[DIRECTION]:
Set down each record exactly as written.

Data records:
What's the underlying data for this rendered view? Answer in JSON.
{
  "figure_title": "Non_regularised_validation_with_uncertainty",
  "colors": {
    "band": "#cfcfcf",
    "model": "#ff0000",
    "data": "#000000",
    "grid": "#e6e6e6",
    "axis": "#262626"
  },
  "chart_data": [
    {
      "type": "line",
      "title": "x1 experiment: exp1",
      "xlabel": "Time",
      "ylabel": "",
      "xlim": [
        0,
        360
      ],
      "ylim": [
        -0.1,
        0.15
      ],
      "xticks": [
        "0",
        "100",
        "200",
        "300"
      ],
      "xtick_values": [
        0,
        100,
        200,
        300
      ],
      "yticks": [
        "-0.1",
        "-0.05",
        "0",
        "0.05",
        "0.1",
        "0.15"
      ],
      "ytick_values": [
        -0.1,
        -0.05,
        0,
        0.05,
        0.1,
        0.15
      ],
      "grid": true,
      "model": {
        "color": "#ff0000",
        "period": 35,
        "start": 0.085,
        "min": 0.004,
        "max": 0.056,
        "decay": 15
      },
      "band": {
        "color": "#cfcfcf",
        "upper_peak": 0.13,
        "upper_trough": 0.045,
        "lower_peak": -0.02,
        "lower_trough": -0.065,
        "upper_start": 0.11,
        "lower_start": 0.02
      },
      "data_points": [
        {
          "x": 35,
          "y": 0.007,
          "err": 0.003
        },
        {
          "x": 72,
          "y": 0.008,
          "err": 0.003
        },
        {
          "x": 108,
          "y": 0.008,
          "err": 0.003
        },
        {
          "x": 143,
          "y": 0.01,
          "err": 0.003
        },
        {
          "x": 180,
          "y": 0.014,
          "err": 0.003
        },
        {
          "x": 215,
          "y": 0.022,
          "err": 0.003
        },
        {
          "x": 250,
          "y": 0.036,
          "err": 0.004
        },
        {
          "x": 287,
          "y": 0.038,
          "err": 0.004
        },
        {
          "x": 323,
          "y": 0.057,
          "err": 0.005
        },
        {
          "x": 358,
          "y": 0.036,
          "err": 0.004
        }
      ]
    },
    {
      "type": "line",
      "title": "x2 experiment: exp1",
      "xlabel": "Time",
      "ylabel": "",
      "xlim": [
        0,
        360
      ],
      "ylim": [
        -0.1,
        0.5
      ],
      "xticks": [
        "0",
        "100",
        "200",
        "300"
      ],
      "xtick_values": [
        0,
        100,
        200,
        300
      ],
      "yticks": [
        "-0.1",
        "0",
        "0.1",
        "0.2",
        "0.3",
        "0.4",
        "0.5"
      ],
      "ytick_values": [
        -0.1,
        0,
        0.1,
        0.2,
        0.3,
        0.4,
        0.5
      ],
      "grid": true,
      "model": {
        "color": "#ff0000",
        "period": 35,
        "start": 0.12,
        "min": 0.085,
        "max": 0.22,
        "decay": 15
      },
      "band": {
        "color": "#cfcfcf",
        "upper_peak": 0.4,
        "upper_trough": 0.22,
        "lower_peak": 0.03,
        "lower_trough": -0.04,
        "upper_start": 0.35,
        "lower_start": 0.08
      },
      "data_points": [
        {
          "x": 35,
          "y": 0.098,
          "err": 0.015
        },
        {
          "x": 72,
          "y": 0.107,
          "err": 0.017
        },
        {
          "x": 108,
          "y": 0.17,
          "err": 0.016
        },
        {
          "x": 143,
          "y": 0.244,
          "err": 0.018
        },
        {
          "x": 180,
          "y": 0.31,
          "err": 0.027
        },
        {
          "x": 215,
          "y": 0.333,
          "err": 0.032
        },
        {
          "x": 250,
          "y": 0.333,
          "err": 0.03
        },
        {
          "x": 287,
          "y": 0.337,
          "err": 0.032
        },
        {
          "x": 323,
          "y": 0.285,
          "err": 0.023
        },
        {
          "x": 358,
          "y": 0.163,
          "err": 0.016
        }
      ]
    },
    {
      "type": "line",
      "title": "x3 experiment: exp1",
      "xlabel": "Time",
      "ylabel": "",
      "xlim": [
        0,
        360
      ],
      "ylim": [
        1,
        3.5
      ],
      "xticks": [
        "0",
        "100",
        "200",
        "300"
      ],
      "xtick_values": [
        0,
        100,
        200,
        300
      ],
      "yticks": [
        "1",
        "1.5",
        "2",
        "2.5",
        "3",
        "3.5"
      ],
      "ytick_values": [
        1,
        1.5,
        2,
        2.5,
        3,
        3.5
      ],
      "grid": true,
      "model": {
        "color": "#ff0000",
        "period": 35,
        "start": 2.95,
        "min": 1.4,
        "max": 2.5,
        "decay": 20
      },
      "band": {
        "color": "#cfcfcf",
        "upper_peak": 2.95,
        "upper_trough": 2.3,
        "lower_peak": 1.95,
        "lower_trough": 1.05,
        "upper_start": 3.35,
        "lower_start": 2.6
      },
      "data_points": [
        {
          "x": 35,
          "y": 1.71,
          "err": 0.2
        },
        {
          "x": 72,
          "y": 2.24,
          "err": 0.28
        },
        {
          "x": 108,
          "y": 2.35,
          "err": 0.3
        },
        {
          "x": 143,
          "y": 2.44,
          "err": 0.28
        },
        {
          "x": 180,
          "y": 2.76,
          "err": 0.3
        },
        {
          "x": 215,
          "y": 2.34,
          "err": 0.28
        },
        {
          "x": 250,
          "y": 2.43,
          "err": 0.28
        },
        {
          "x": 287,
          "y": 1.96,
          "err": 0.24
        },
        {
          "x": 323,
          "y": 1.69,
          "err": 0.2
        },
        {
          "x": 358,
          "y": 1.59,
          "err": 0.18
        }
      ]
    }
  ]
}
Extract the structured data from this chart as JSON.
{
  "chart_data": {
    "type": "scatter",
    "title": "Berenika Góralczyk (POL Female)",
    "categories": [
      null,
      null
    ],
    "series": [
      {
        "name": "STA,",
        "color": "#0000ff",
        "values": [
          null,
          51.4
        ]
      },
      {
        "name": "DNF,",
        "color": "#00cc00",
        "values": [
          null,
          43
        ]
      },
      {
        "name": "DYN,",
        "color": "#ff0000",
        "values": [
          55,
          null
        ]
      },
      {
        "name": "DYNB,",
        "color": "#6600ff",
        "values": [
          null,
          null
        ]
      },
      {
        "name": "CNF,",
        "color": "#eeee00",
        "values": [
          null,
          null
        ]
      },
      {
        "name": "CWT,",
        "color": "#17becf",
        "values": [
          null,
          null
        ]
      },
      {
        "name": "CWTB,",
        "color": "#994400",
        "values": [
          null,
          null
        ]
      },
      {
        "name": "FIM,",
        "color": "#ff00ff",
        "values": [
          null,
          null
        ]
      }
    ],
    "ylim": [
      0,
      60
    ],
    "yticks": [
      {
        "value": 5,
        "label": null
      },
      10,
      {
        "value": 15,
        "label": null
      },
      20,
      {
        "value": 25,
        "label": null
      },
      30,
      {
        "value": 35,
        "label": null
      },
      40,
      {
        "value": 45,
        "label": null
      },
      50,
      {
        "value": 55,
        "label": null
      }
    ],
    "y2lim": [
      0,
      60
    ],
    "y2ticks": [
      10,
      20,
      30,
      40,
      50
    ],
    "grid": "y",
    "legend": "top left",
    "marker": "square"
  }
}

[EXPECTED ANSWER]:
What's the underlying data for this rendered view? Answer in JSON.
{
  "figure_title": "Non_regularised_validation_with_uncertainty",
  "colors": {
    "band": "#cfcfcf",
    "model": "#ff0000",
    "data": "#000000",
    "grid": "#e6e6e6",
    "axis": "#262626"
  },
  "chart_data": [
    {
      "type": "line",
      "title": "x1 experiment: exp1",
      "xlabel": "Time",
      "ylabel": "",
      "xlim": [
        0,
        360
      ],
      "ylim": [
        -0.1,
        0.15
      ],
      "xticks": [
        "0",
        "100",
        "200",
        "300"
      ],
      "xtick_values": [
        0,
        100,
        200,
        300
      ],
      "yticks": [
        "-0.1",
        "-0.05",
        "0",
        "0.05",
        "0.1",
        "0.15"
      ],
      "ytick_values": [
        -0.1,
        -0.05,
        0,
        0.05,
        0.1,
        0.15
      ],
      "grid": true,
      "model": {
        "color": "#ff0000",
        "period": 35,
        "start": 0.085,
        "min": 0.004,
        "max": 0.056,
        "decay": 15
      },
      "band": {
        "color": "#cfcfcf",
        "upper_peak": 0.13,
        "upper_trough": 0.045,
        "lower_peak": -0.02,
        "lower_trough": -0.065,
        "upper_start": 0.11,
        "lower_start": 0.02
      },
      "data_points": [
        {
          "x": 35,
          "y": 0.007,
          "err": 0.003
        },
        {
          "x": 72,
          "y": 0.008,
          "err": 0.003
        },
        {
          "x": 108,
          "y": 0.008,
          "err": 0.003
        },
        {
          "x": 143,
          "y": 0.01,
          "err": 0.003
        },
        {
          "x": 180,
          "y": 0.014,
          "err": 0.003
        },
        {
          "x": 215,
          "y": 0.022,
          "err": 0.003
        },
        {
          "x": 250,
          "y": 0.036,
          "err": 0.004
        },
        {
          "x": 287,
          "y": 0.038,
          "err": 0.004
        },
        {
          "x": 323,
          "y": 0.057,
          "err": 0.005
        },
        {
          "x": 358,
          "y": 0.036,
          "err": 0.004
        }
      ]
    },
    {
      "type": "line",
      "title": "x2 experiment: exp1",
      "xlabel": "Time",
      "ylabel": "",
      "xlim": [
        0,
        360
      ],
      "ylim": [
        -0.1,
        0.5
      ],
      "xticks": [
        "0",
        "100",
        "200",
        "300"
      ],
      "xtick_values": [
        0,
        100,
        200,
        300
      ],
      "yticks": [
        "-0.1",
        "0",
        "0.1",
        "0.2",
        "0.3",
        "0.4",
        "0.5"
      ],
      "ytick_values": [
        -0.1,
        0,
        0.1,
        0.2,
        0.3,
        0.4,
        0.5
      ],
      "grid": true,
      "model": {
        "color": "#ff0000",
        "period": 35,
        "start": 0.12,
        "min": 0.085,
        "max": 0.22,
        "decay": 15
      },
      "band": {
        "color": "#cfcfcf",
        "upper_peak": 0.4,
        "upper_trough": 0.22,
        "lower_peak": 0.03,
        "lower_trough": -0.04,
        "upper_start": 0.35,
        "lower_start": 0.08
      },
      "data_points": [
        {
          "x": 35,
          "y": 0.098,
          "err": 0.015
        },
        {
          "x": 72,
          "y": 0.107,
          "err": 0.017
        },
        {
          "x": 108,
          "y": 0.17,
          "err": 0.016
        },
        {
          "x": 143,
          "y": 0.244,
          "err": 0.018
        },
        {
          "x": 180,
          "y": 0.31,
          "err": 0.027
        },
        {
          "x": 215,
          "y": 0.333,
          "err": 0.032
        },
        {
          "x": 250,
          "y": 0.333,
          "err": 0.03
        },
        {
          "x": 287,
          "y": 0.337,
          "err": 0.032
        },
        {
          "x": 323,
          "y": 0.285,
          "err": 0.023
        },
        {
          "x": 358,
          "y": 0.163,
          "err": 0.016
        }
      ]
    },
    {
      "type": "line",
      "title": "x3 experiment: exp1",
      "xlabel": "Time",
      "ylabel": "",
      "xlim": [
        0,
        360
      ],
      "ylim": [
        1,
        3.5
      ],
      "xticks": [
        "0",
        "100",
        "200",
        "300"
      ],
      "xtick_values": [
        0,
        100,
        200,
        300
      ],
      "yticks": [
        "1",
        "1.5",
        "2",
        "2.5",
        "3",
        "3.5"
      ],
      "ytick_values": [
        1,
        1.5,
        2,
        2.5,
        3,
        3.5
      ],
      "grid": true,
      "model": {
        "color": "#ff0000",
        "period": 35,
        "start": 2.95,
        "min": 1.4,
        "max": 2.5,
        "decay": 20
      },
      "band": {
        "color": "#cfcfcf",
        "upper_peak": 2.95,
        "upper_trough": 2.3,
        "lower_peak": 1.95,
        "lower_trough": 1.05,
        "upper_start": 3.35,
        "lower_start": 2.6
      },
      "data_points": [
        {
          "x": 35,
          "y": 1.71,
          "err": 0.2
        },
        {
          "x": 72,
          "y": 2.24,
          "err": 0.28
        },
        {
          "x": 108,
          "y": 2.35,
          "err": 0.3
        },
        {
          "x": 143,
          "y": 2.44,
          "err": 0.28
        },
        {
          "x": 180,
          "y": 2.76,
          "err": 0.3
        },
        {
          "x": 215,
          "y": 2.34,
          "err": 0.28
        },
        {
          "x": 250,
          "y": 2.43,
          "err": 0.28
        },
        {
          "x": 287,
          "y": 1.96,
          "err": 0.24
        },
        {
          "x": 323,
          "y": 1.69,
          "err": 0.2
        },
        {
          "x": 358,
          "y": 1.59,
          "err": 0.18
        }
      ]
    }
  ]
}
Extract the structured data from this chart as JSON.
{
  "chart_data": {
    "type": "scatter",
    "title": "Berenika Góralczyk (POL Female)",
    "categories": [
      null,
      null
    ],
    "series": [
      {
        "name": "STA,",
        "color": "#0000ff",
        "values": [
          null,
          51.4
        ]
      },
      {
        "name": "DNF,",
        "color": "#00cc00",
        "values": [
          null,
          43
        ]
      },
      {
        "name": "DYN,",
        "color": "#ff0000",
        "values": [
          55,
          null
        ]
      },
      {
        "name": "DYNB,",
        "color": "#6600ff",
        "values": [
          null,
          null
        ]
      },
      {
        "name": "CNF,",
        "color": "#eeee00",
        "values": [
          null,
          null
        ]
      },
      {
        "name": "CWT,",
        "color": "#17becf",
        "values": [
          null,
          null
        ]
      },
      {
        "name": "CWTB,",
        "color": "#994400",
        "values": [
          null,
          null
        ]
      },
      {
        "name": "FIM,",
        "color": "#ff00ff",
        "values": [
          null,
          null
        ]
      }
    ],
    "ylim": [
      0,
      60
    ],
    "yticks": [
      {
        "value": 5,
        "label": null
      },
      10,
      {
        "value": 15,
        "label": null
      },
      20,
      {
        "value": 25,
        "label": null
      },
      30,
      {
        "value": 35,
        "label": null
      },
      40,
      {
        "value": 45,
        "label": null
      },
      50,
      {
        "value": 55,
        "label": null
      }
    ],
    "y2lim": [
      0,
      60
    ],
    "y2ticks": [
      10,
      20,
      30,
      40,
      50
    ],
    "grid": "y",
    "legend": "top left",
    "marker": "square"
  }
}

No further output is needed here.